▸ DIRECTIVE
Find all lines in the records that include the word "นเลขท", and copy them out.

▸ DATASET
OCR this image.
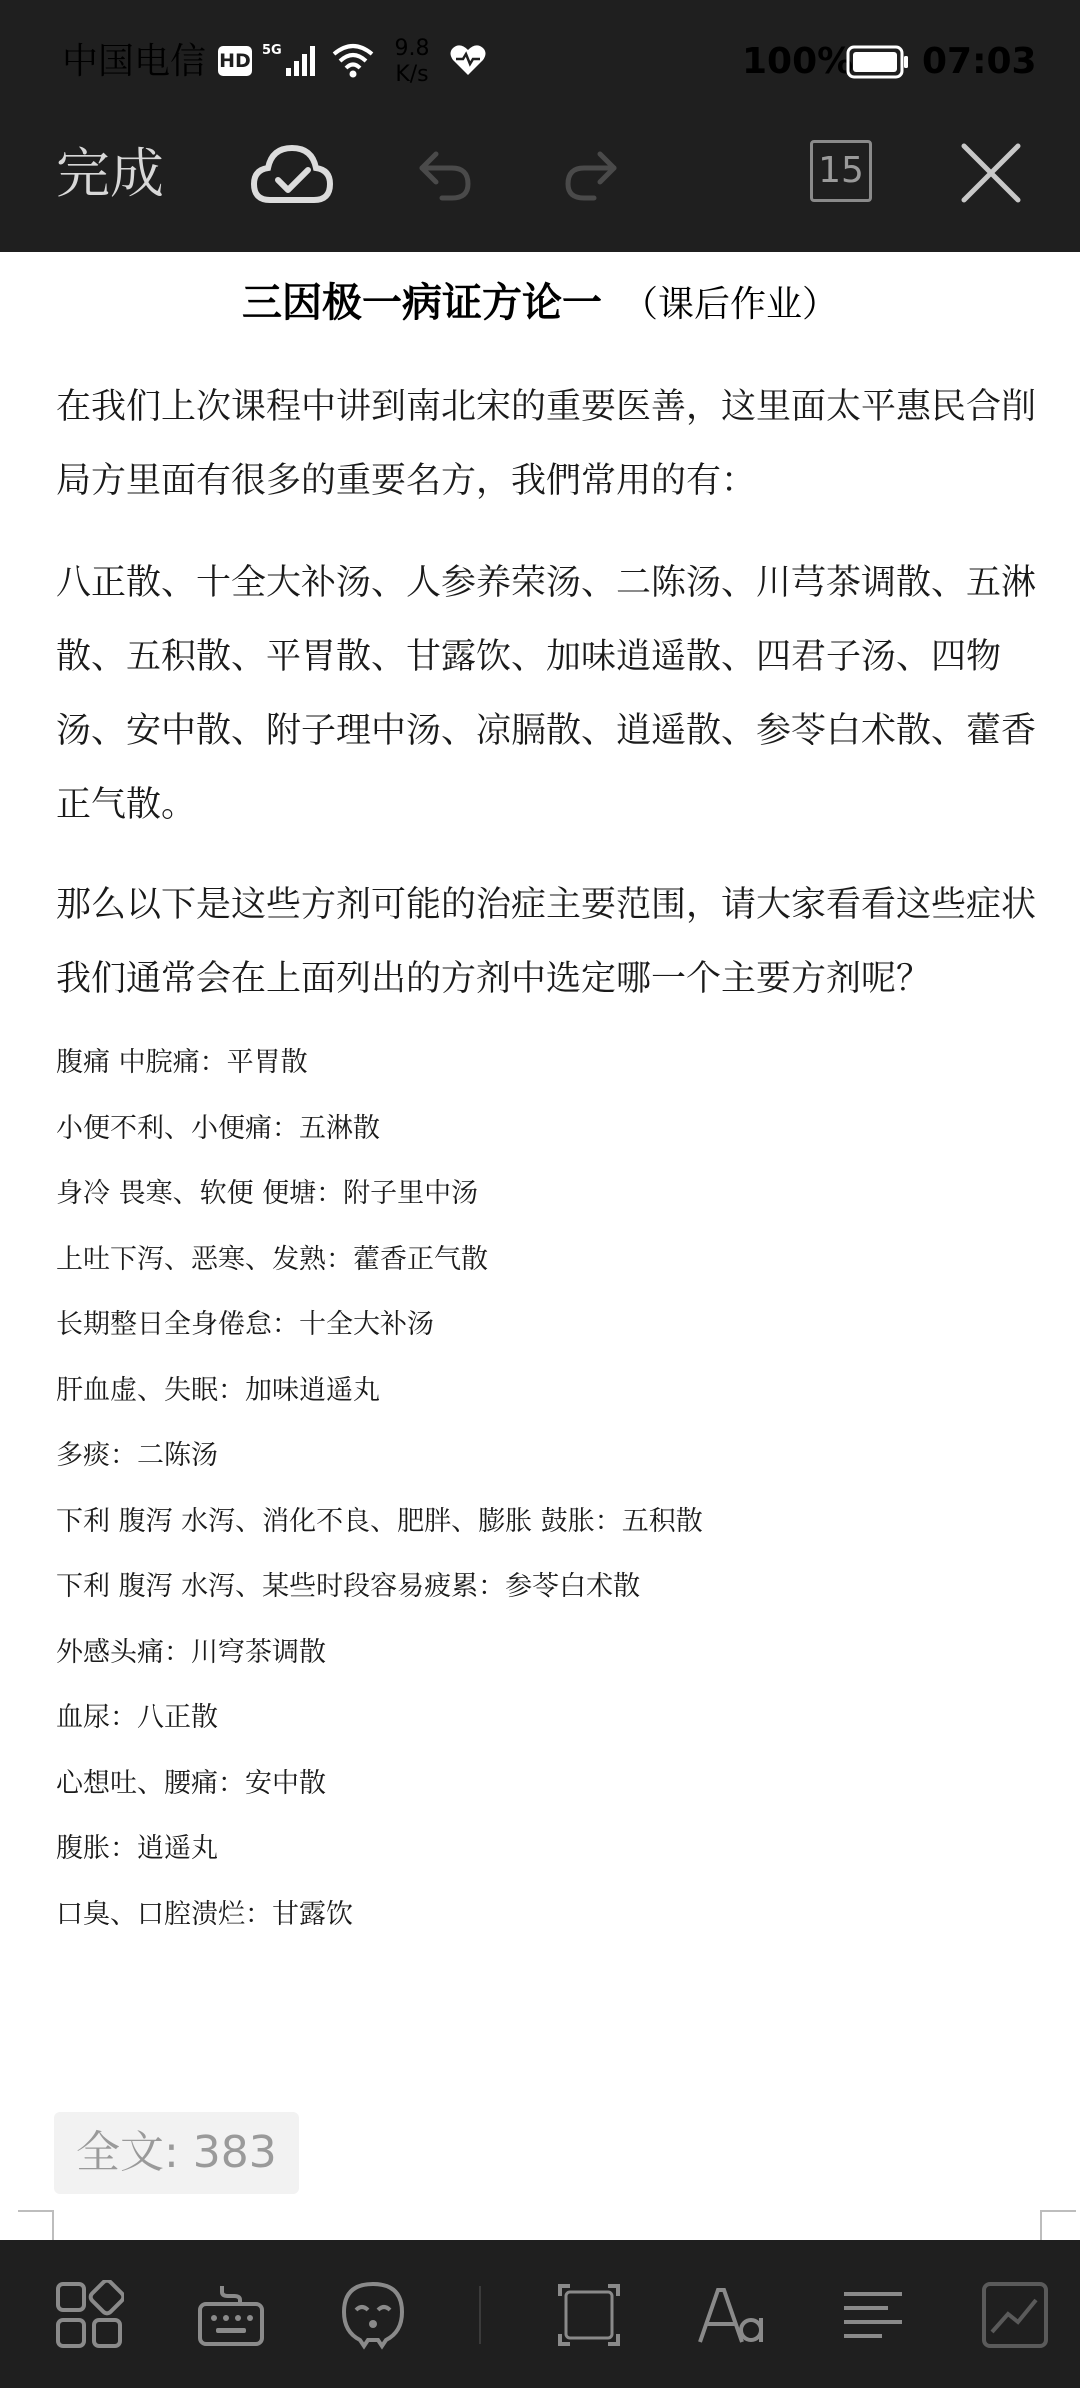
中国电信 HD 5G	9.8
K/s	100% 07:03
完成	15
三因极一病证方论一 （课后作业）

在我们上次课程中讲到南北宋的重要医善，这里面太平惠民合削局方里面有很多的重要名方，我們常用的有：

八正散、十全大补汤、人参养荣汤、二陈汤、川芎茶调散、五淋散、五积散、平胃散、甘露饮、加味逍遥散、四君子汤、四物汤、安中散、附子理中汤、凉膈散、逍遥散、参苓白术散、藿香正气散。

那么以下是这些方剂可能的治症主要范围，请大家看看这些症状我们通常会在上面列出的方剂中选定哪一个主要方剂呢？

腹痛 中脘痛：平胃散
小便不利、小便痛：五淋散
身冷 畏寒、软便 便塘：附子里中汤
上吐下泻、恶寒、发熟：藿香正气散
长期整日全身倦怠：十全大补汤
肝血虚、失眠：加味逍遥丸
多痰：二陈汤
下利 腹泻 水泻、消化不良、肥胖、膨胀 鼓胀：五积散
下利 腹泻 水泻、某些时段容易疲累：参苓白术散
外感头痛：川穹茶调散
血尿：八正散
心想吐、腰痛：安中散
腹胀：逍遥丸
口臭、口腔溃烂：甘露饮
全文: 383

---

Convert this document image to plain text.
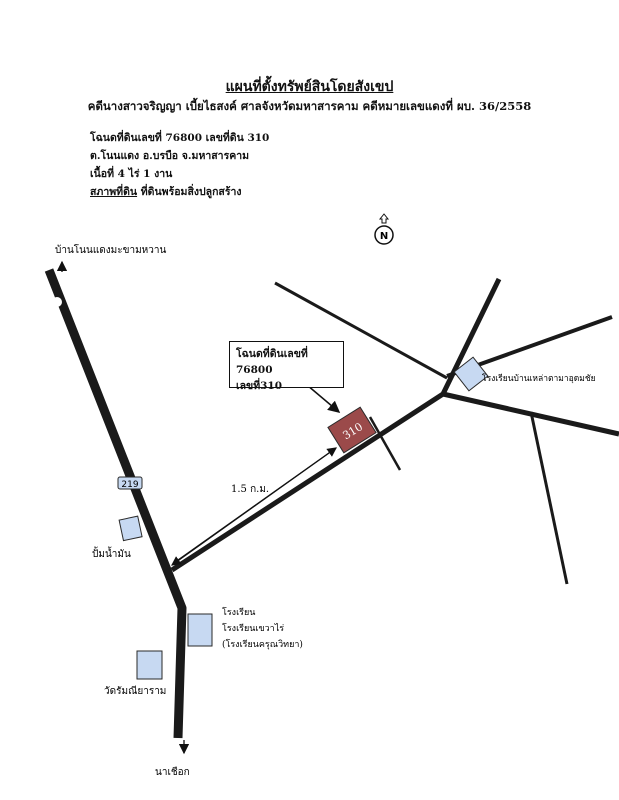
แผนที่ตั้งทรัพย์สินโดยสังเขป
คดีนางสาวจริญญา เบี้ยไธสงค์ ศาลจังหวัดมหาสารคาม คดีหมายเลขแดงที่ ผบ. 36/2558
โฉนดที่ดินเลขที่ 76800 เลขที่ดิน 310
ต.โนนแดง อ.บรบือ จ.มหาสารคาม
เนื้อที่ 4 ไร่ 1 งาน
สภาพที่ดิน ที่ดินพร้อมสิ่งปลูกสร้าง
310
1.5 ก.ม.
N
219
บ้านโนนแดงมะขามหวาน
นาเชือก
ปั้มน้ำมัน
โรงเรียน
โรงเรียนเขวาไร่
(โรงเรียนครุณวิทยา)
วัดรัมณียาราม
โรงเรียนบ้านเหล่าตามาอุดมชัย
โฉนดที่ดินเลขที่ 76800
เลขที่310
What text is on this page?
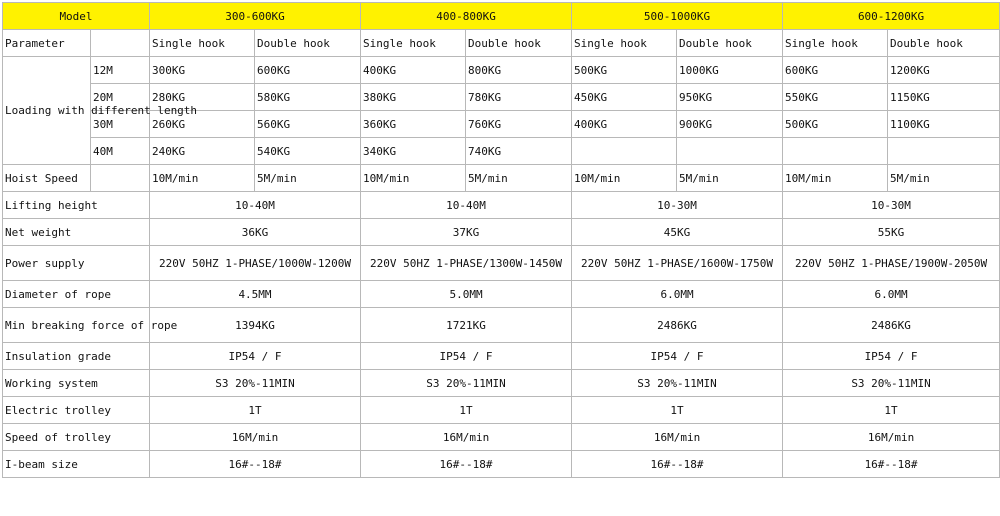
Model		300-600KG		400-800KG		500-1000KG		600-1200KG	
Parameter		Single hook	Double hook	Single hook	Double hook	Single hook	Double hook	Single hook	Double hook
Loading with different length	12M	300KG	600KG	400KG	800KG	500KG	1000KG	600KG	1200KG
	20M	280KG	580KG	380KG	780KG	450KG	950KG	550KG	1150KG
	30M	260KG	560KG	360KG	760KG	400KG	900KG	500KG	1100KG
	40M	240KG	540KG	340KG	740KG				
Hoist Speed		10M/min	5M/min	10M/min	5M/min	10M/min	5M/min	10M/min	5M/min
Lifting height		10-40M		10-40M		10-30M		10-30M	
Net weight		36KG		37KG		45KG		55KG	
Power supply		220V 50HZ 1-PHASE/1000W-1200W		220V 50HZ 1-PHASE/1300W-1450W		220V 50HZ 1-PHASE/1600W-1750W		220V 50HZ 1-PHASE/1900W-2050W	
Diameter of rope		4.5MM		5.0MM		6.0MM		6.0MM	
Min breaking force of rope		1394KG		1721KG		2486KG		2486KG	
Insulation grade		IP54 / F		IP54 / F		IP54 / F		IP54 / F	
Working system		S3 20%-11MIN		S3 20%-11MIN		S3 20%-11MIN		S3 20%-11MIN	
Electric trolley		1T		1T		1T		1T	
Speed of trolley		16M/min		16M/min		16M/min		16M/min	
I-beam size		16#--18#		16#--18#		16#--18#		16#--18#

* * *

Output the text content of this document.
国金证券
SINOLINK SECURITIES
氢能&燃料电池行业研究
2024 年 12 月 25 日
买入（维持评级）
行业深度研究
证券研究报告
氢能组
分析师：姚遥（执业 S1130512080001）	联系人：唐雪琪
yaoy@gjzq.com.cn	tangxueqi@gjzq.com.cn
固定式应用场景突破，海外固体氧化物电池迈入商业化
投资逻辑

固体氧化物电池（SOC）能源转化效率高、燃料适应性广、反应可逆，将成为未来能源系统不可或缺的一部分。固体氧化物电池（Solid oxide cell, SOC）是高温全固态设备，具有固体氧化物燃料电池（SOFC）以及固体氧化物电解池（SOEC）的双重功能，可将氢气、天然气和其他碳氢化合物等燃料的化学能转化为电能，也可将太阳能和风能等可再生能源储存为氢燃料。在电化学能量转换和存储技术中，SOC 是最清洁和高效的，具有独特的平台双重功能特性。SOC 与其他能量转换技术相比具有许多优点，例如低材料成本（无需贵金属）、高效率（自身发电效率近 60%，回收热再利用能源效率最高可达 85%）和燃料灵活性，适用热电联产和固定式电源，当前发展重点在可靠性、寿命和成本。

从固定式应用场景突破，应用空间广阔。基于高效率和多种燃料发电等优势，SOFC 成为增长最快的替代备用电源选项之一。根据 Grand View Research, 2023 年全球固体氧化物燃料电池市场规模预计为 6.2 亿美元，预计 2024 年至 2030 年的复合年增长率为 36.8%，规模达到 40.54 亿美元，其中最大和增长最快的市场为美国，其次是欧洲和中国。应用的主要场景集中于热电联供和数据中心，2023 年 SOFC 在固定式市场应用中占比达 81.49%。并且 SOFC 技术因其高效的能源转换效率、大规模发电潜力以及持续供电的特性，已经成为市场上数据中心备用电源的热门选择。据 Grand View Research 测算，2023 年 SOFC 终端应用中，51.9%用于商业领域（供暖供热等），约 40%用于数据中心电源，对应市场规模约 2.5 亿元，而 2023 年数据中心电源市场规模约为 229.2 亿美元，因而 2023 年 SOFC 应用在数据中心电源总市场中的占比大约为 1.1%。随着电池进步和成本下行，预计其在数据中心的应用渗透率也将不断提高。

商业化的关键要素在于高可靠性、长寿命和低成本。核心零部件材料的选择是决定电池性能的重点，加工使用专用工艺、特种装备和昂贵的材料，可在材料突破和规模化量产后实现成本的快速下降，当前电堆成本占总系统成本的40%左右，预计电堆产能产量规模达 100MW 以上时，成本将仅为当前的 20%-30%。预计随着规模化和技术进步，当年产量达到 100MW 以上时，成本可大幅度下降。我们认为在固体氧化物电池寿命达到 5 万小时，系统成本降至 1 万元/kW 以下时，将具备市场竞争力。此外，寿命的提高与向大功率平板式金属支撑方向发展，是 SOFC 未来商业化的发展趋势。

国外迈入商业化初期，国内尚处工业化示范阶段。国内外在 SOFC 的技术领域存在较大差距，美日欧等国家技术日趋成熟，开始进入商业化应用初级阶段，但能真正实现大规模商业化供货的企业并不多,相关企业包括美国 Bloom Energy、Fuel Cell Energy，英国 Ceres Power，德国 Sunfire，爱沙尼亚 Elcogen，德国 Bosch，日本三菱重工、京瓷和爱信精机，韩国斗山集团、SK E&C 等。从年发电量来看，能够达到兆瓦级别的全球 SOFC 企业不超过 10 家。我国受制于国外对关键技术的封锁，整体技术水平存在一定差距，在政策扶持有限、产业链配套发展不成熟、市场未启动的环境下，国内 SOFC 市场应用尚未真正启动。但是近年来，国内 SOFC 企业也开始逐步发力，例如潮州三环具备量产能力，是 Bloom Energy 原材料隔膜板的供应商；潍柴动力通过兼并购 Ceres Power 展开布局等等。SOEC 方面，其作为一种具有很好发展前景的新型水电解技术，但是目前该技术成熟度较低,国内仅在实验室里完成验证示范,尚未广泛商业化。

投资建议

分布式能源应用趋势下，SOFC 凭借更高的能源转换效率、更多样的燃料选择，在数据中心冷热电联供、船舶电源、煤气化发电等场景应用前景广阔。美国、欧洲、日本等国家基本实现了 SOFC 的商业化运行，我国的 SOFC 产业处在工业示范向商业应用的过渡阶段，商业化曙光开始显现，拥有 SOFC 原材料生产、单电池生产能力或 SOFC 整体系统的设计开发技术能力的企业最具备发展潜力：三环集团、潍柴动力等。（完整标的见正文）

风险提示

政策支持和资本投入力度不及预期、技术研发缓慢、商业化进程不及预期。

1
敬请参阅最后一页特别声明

▸ EXPECTED ANSWER
โฉนดที่ดินเลขที่ 76800 เลขที่ดิน 310
โฉนดที่ดินเลขที่ 76800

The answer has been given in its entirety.